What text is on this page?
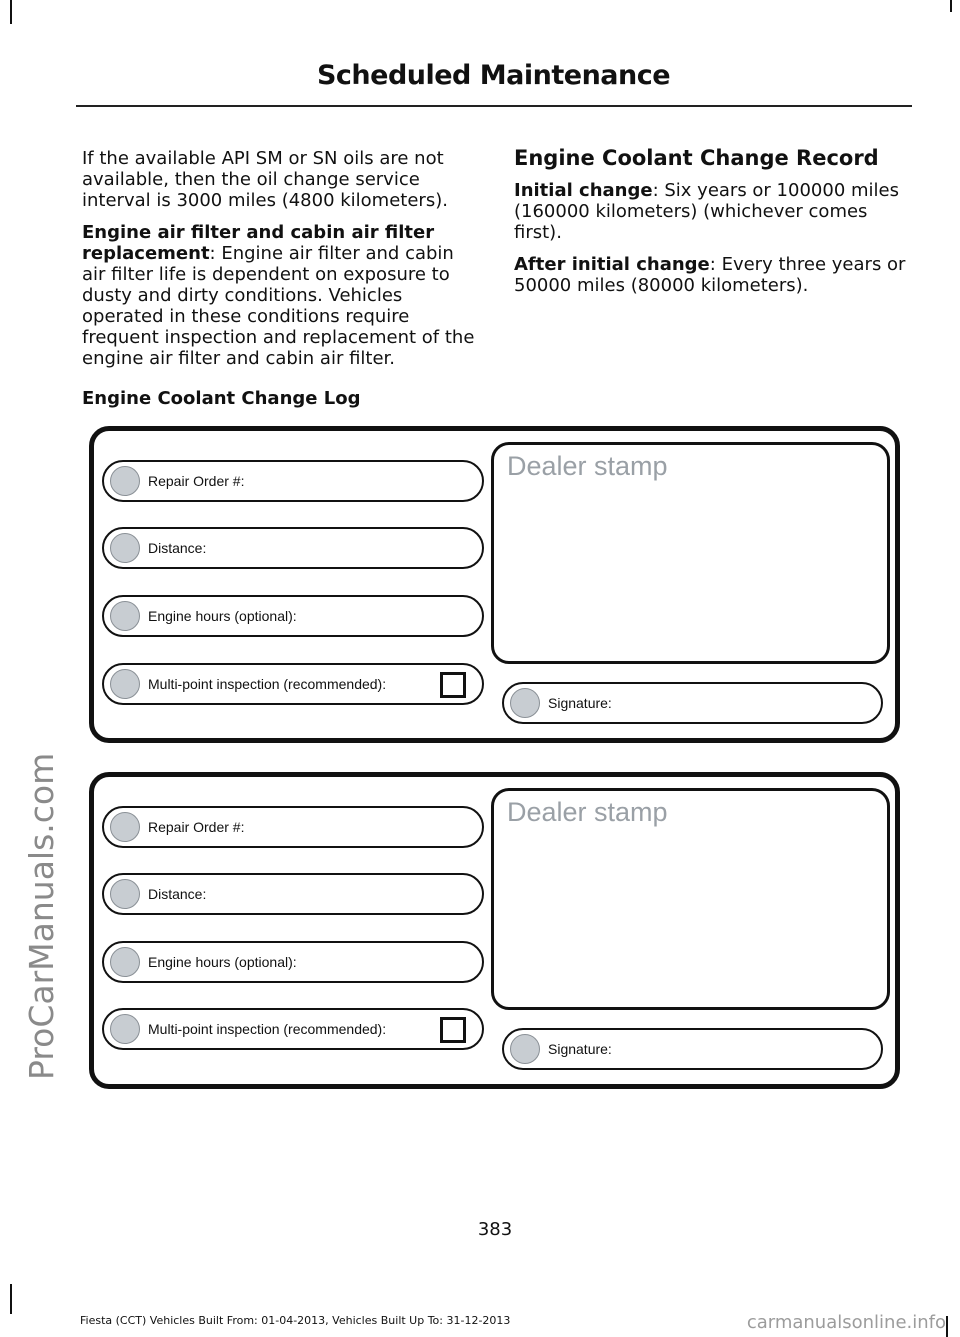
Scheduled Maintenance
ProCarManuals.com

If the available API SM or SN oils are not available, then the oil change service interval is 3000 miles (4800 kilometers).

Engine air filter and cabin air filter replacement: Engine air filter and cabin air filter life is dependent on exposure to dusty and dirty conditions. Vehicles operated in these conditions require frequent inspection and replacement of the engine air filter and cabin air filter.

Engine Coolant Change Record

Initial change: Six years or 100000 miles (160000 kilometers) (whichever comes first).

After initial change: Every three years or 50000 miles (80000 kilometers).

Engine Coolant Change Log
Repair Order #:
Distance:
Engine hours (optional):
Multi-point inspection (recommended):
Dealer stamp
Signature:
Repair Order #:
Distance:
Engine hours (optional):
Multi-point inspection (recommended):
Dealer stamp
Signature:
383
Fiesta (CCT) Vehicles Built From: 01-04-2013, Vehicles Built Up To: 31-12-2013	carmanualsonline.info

────────────────

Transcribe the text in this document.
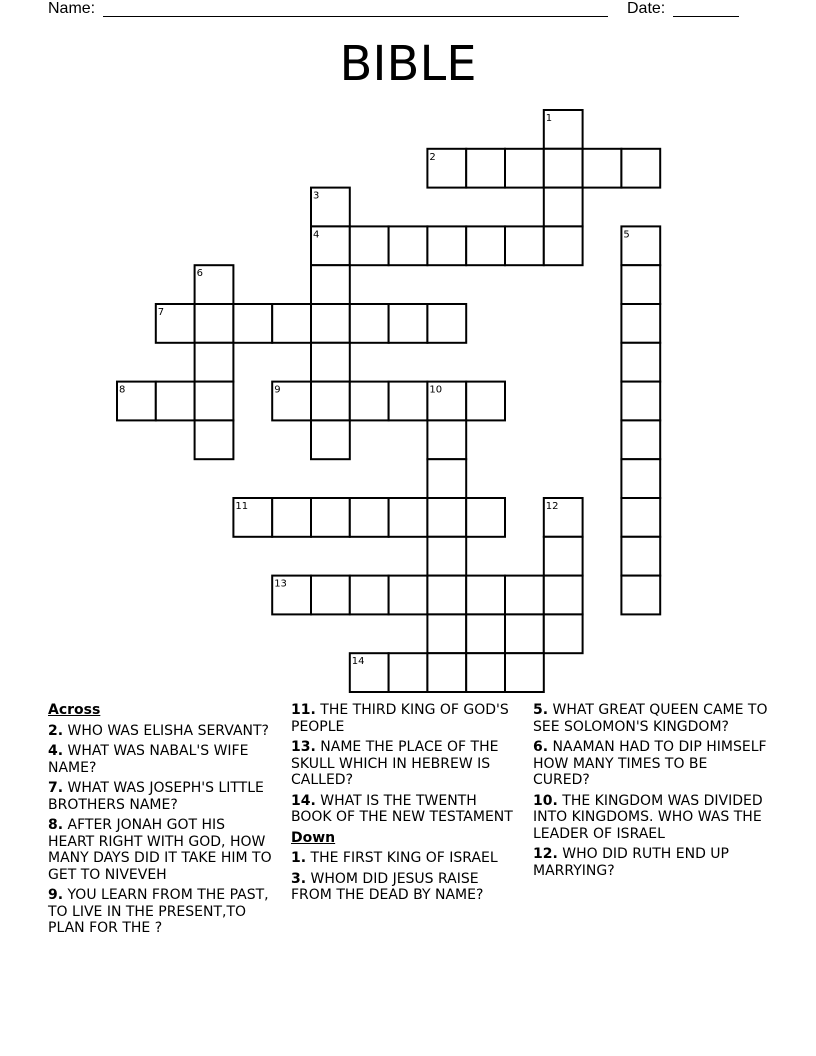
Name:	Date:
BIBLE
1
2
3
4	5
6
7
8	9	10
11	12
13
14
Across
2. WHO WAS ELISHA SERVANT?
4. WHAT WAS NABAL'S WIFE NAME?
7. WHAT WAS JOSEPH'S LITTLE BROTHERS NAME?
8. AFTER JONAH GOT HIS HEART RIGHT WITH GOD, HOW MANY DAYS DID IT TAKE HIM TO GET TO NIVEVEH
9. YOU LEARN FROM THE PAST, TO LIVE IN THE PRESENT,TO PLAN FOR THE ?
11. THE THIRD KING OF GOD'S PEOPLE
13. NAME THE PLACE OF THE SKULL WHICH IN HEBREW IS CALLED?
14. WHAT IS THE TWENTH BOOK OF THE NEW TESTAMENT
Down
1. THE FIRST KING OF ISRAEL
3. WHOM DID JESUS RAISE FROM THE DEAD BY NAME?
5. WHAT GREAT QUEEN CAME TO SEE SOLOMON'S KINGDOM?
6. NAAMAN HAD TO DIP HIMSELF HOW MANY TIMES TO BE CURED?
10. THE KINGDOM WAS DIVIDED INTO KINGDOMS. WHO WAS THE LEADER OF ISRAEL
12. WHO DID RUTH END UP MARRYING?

────────────────

## Short task
Identify and extract each line of the listing that contains "kilometers".

## Answer for the task
If the available API SM or SN oils are not available, then the oil change service interval is 3000 miles (4800 kilometers).
Initial change: Six years or 100000 miles (160000 kilometers) (whichever comes first).
After initial change: Every three years or 50000 miles (80000 kilometers).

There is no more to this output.